- _Short exercise_
From the listing below, pull out the lines that hold "USGS".

- _Dataset content_
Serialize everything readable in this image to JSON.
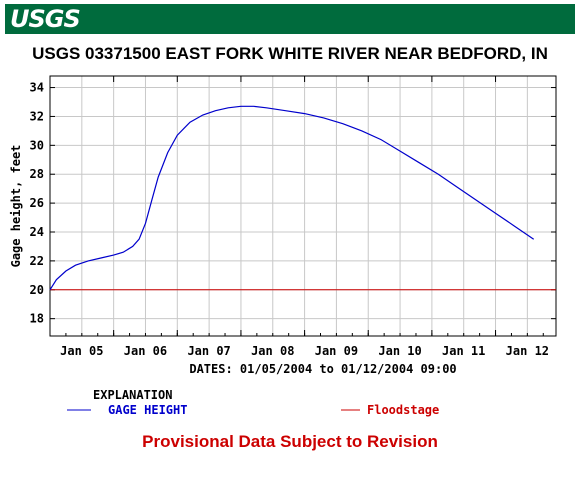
{
  "header": {
    "logo_text": "USGS",
    "banner_color": "#006b3d"
  },
  "chart_data": {
    "type": "line",
    "title": "USGS 03371500 EAST FORK WHITE RIVER NEAR BEDFORD, IN",
    "ylabel": "Gage height, feet",
    "xlabel": "DATES: 01/05/2004 to 01/12/2004 09:00",
    "ylim": [
      16.8,
      34.8
    ],
    "yticks": [
      18,
      20,
      22,
      24,
      26,
      28,
      30,
      32,
      34
    ],
    "xlim": [
      4.5,
      12.45
    ],
    "xticks": [
      5,
      6,
      7,
      8,
      9,
      10,
      11,
      12
    ],
    "xtick_labels": [
      "Jan 05",
      "Jan 06",
      "Jan 07",
      "Jan 08",
      "Jan 09",
      "Jan 10",
      "Jan 11",
      "Jan 12"
    ],
    "grid": true,
    "series": [
      {
        "name": "GAGE HEIGHT",
        "color": "#0000cc",
        "points": [
          [
            4.5,
            20.0
          ],
          [
            4.6,
            20.7
          ],
          [
            4.75,
            21.3
          ],
          [
            4.9,
            21.7
          ],
          [
            5.1,
            22.0
          ],
          [
            5.3,
            22.2
          ],
          [
            5.5,
            22.4
          ],
          [
            5.65,
            22.6
          ],
          [
            5.8,
            23.0
          ],
          [
            5.9,
            23.5
          ],
          [
            6.0,
            24.6
          ],
          [
            6.1,
            26.2
          ],
          [
            6.2,
            27.8
          ],
          [
            6.35,
            29.5
          ],
          [
            6.5,
            30.7
          ],
          [
            6.7,
            31.6
          ],
          [
            6.9,
            32.1
          ],
          [
            7.1,
            32.4
          ],
          [
            7.3,
            32.6
          ],
          [
            7.5,
            32.7
          ],
          [
            7.7,
            32.7
          ],
          [
            7.9,
            32.6
          ],
          [
            8.2,
            32.4
          ],
          [
            8.5,
            32.2
          ],
          [
            8.8,
            31.9
          ],
          [
            9.1,
            31.5
          ],
          [
            9.4,
            31.0
          ],
          [
            9.7,
            30.4
          ],
          [
            10.0,
            29.6
          ],
          [
            10.3,
            28.8
          ],
          [
            10.6,
            28.0
          ],
          [
            10.9,
            27.1
          ],
          [
            11.2,
            26.2
          ],
          [
            11.5,
            25.3
          ],
          [
            11.8,
            24.4
          ],
          [
            12.1,
            23.5
          ]
        ]
      },
      {
        "name": "Floodstage",
        "color": "#cc0000",
        "constant": 20.0
      }
    ],
    "legend": {
      "heading": "EXPLANATION",
      "position": "bottom"
    }
  },
  "footer": {
    "provisional": "Provisional Data Subject to Revision"
  }
}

- _Complete answer_
    "logo_text": "USGS",
    "title": "USGS 03371500 EAST FORK WHITE RIVER NEAR BEDFORD, IN",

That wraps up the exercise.